**Stated goal**
Check each line of the data for "TUNJA" and select those that have it.

**The input**
┌────────

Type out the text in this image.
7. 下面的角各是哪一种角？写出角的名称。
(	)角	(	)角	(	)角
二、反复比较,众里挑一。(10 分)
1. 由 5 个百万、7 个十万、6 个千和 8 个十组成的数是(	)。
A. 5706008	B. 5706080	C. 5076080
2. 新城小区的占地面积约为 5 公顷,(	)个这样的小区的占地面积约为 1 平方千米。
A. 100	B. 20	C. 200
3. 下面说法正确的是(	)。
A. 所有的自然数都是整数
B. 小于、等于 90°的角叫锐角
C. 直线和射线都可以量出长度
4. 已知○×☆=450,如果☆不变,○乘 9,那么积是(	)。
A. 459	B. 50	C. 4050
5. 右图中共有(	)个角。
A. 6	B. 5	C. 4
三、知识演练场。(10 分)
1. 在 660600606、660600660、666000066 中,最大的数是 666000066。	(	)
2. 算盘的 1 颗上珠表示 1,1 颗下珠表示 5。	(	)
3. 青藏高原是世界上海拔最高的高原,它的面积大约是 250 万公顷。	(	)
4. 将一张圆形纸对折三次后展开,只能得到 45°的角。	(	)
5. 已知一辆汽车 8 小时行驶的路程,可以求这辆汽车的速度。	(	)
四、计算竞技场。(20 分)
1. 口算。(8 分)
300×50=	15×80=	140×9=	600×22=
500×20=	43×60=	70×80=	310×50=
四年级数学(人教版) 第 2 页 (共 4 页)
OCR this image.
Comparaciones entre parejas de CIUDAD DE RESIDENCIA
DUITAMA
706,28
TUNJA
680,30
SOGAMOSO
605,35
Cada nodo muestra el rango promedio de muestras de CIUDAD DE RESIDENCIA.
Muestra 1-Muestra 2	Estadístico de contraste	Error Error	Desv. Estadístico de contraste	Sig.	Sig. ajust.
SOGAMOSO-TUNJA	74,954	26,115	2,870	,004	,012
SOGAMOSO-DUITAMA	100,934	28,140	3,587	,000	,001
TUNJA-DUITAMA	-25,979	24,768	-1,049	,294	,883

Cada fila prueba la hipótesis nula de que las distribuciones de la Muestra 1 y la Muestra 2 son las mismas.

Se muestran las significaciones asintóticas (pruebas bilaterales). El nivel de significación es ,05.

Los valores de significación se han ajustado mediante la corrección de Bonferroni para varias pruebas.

└────────

**Result of the task**
TUNJA
SOGAMOSO-TUNJA	74,954	26,115	2,870	,004	,012
TUNJA-DUITAMA	-25,979	24,768	-1,049	,294	,883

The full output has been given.